Please render each line of the material below as a string in a JSON list, one string per line, leaving out blank lines.
[Begin Data provided]
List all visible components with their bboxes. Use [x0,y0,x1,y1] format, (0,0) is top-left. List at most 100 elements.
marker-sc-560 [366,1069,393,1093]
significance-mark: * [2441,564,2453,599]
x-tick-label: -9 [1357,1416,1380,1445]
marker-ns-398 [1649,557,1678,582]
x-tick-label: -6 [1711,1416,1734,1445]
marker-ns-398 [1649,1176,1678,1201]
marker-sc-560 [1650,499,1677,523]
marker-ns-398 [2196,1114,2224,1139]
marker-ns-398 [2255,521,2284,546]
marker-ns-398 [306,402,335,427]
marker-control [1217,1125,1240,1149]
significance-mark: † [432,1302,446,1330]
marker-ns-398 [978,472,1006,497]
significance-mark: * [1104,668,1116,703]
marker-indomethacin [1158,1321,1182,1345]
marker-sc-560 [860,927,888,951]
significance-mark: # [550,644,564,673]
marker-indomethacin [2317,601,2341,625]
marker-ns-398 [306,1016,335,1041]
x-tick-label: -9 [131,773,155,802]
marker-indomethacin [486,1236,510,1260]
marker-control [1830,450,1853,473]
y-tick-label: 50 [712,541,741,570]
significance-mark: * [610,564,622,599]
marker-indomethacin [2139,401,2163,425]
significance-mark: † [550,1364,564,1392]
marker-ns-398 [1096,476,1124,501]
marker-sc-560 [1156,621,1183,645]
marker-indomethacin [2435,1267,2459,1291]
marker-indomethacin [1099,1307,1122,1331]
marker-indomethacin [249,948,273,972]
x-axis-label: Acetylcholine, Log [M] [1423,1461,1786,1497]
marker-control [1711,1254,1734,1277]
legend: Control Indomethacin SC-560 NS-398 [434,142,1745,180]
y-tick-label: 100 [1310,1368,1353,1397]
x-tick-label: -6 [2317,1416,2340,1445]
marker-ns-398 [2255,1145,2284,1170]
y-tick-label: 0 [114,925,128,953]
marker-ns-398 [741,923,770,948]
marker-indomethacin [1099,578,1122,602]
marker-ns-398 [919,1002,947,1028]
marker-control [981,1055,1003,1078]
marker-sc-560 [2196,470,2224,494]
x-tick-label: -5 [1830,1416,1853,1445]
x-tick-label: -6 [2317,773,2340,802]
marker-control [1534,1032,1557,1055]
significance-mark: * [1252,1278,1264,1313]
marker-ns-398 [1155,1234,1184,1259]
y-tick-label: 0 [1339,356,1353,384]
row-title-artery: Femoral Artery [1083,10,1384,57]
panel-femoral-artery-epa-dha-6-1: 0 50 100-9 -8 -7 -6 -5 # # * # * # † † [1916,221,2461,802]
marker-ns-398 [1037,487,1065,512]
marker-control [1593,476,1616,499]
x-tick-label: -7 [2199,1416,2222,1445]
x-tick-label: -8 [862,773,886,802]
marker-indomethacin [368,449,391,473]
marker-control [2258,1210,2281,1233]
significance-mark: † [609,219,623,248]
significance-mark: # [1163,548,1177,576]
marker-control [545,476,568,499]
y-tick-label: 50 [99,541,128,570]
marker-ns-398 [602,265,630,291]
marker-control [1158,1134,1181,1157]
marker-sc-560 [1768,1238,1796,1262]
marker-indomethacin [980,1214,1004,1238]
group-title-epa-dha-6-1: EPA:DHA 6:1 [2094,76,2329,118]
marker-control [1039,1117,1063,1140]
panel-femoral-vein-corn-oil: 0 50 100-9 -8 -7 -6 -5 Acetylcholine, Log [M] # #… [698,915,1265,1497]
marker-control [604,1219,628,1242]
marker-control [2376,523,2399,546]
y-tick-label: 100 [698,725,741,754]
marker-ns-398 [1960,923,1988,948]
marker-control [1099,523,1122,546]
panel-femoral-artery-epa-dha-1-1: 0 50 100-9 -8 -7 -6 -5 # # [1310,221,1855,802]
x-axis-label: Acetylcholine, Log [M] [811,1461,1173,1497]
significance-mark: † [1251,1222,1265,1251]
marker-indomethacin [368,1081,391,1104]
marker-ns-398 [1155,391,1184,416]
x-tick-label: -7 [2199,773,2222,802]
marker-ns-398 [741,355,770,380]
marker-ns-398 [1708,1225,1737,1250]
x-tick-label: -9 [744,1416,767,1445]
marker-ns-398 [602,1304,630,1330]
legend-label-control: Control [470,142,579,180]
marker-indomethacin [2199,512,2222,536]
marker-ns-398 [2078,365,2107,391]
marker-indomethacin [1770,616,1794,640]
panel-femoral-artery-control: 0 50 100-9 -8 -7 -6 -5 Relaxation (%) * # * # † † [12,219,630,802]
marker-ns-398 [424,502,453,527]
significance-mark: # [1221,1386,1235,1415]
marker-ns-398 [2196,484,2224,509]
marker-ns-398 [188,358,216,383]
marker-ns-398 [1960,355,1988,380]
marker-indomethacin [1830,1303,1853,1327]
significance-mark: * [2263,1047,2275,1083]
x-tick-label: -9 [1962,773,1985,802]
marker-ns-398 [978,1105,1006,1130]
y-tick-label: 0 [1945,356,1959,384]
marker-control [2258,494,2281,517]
[End Data provided]
Result
[
  "List all visible components with their bboxes. Use [x0,y0,x1,y1] format, (0,0) is top-left. List at most 100 elements.",
  "marker-sc-560 [366,1069,393,1093]",
  "significance-mark: * [2441,564,2453,599]",
  "x-tick-label: -9 [1357,1416,1380,1445]",
  "marker-ns-398 [1649,557,1678,582]",
  "x-tick-label: -6 [1711,1416,1734,1445]",
  "marker-ns-398 [1649,1176,1678,1201]",
  "marker-sc-560 [1650,499,1677,523]",
  "marker-ns-398 [2196,1114,2224,1139]",
  "marker-ns-398 [2255,521,2284,546]",
  "marker-ns-398 [306,402,335,427]",
  "marker-control [1217,1125,1240,1149]",
  "significance-mark: † [432,1302,446,1330]",
  "marker-ns-398 [978,472,1006,497]",
  "significance-mark: * [1104,668,1116,703]",
  "marker-indomethacin [1158,1321,1182,1345]",
  "marker-sc-560 [860,927,888,951]",
  "significance-mark: # [550,644,564,673]",
  "marker-indomethacin [2317,601,2341,625]",
  "marker-ns-398 [306,1016,335,1041]",
  "x-tick-label: -9 [131,773,155,802]",
  "marker-indomethacin [486,1236,510,1260]",
  "marker-control [1830,450,1853,473]",
  "y-tick-label: 50 [712,541,741,570]",
  "significance-mark: * [610,564,622,599]",
  "marker-indomethacin [2139,401,2163,425]",
  "significance-mark: † [550,1364,564,1392]",
  "marker-ns-398 [1096,476,1124,501]",
  "marker-sc-560 [1156,621,1183,645]",
  "marker-indomethacin [2435,1267,2459,1291]",
  "marker-indomethacin [1099,1307,1122,1331]",
  "marker-indomethacin [249,948,273,972]",
  "x-axis-label: Acetylcholine, Log [M] [1423,1461,1786,1497]",
  "marker-control [1711,1254,1734,1277]",
  "legend: Control Indomethacin SC-560 NS-398 [434,142,1745,180]",
  "y-tick-label: 100 [1310,1368,1353,1397]",
  "x-tick-label: -6 [2317,1416,2340,1445]",
  "marker-ns-398 [2255,1145,2284,1170]",
  "y-tick-label: 0 [114,925,128,953]",
  "marker-ns-398 [741,923,770,948]",
  "marker-indomethacin [1099,578,1122,602]",
  "marker-ns-398 [919,1002,947,1028]",
  "marker-control [981,1055,1003,1078]",
  "marker-sc-560 [2196,470,2224,494]",
  "x-tick-label: -5 [1830,1416,1853,1445]",
  "x-tick-label: -6 [2317,773,2340,802]",
  "marker-control [1534,1032,1557,1055]",
  "significance-mark: * [1252,1278,1264,1313]",
  "marker-ns-398 [1155,1234,1184,1259]",
  "y-tick-label: 0 [1339,356,1353,384]",
  "row-title-artery: Femoral Artery [1083,10,1384,57]",
  "panel-femoral-artery-epa-dha-6-1: 0 50 100-9 -8 -7 -6 -5 # # * # * # † † [1916,221,2461,802]",
  "marker-ns-398 [1037,487,1065,512]",
  "marker-control [1593,476,1616,499]",
  "x-tick-label: -7 [2199,1416,2222,1445]",
  "x-tick-label: -8 [862,773,886,802]",
  "marker-indomethacin [368,449,391,473]",
  "marker-control [2258,1210,2281,1233]",
  "significance-mark: † [609,219,623,248]",
  "significance-mark: # [1163,548,1177,576]",
  "marker-control [545,476,568,499]",
  "y-tick-label: 50 [99,541,128,570]",
  "marker-ns-398 [602,265,630,291]",
  "marker-control [1158,1134,1181,1157]",
  "marker-sc-560 [1768,1238,1796,1262]",
  "marker-indomethacin [980,1214,1004,1238]",
  "group-title-epa-dha-6-1: EPA:DHA 6:1 [2094,76,2329,118]",
  "marker-control [1039,1117,1063,1140]",
  "panel-femoral-vein-corn-oil: 0 50 100-9 -8 -7 -6 -5 Acetylcholine, Log [M] # #… [698,915,1265,1497]",
  "marker-control [604,1219,628,1242]",
  "marker-control [2376,523,2399,546]",
  "y-tick-label: 100 [698,725,741,754]",
  "marker-ns-398 [1960,923,1988,948]",
  "marker-control [1099,523,1122,546]",
  "panel-femoral-artery-epa-dha-1-1: 0 50 100-9 -8 -7 -6 -5 # # [1310,221,1855,802]",
  "x-axis-label: Acetylcholine, Log [M] [811,1461,1173,1497]",
  "significance-mark: † [1251,1222,1265,1251]",
  "marker-indomethacin [368,1081,391,1104]",
  "marker-ns-398 [1155,391,1184,416]",
  "x-tick-label: -7 [2199,773,2222,802]",
  "marker-ns-398 [741,355,770,380]",
  "marker-ns-398 [1708,1225,1737,1250]",
  "x-tick-label: -9 [744,1416,767,1445]",
  "marker-ns-398 [602,1304,630,1330]",
  "legend-label-control: Control [470,142,579,180]",
  "marker-indomethacin [2199,512,2222,536]",
  "marker-ns-398 [2078,365,2107,391]",
  "marker-indomethacin [1770,616,1794,640]",
  "panel-femoral-artery-control: 0 50 100-9 -8 -7 -6 -5 Relaxation (%) * # * # † † [12,219,630,802]",
  "marker-ns-398 [424,502,453,527]",
  "significance-mark: # [1221,1386,1235,1415]",
  "marker-ns-398 [2196,484,2224,509]",
  "marker-ns-398 [188,358,216,383]",
  "marker-ns-398 [1960,355,1988,380]",
  "marker-indomethacin [1830,1303,1853,1327]",
  "significance-mark: * [2263,1047,2275,1083]",
  "x-tick-label: -9 [1962,773,1985,802]",
  "marker-ns-398 [978,1105,1006,1130]",
  "y-tick-label: 0 [1945,356,1959,384]",
  "marker-control [2258,494,2281,517]"
]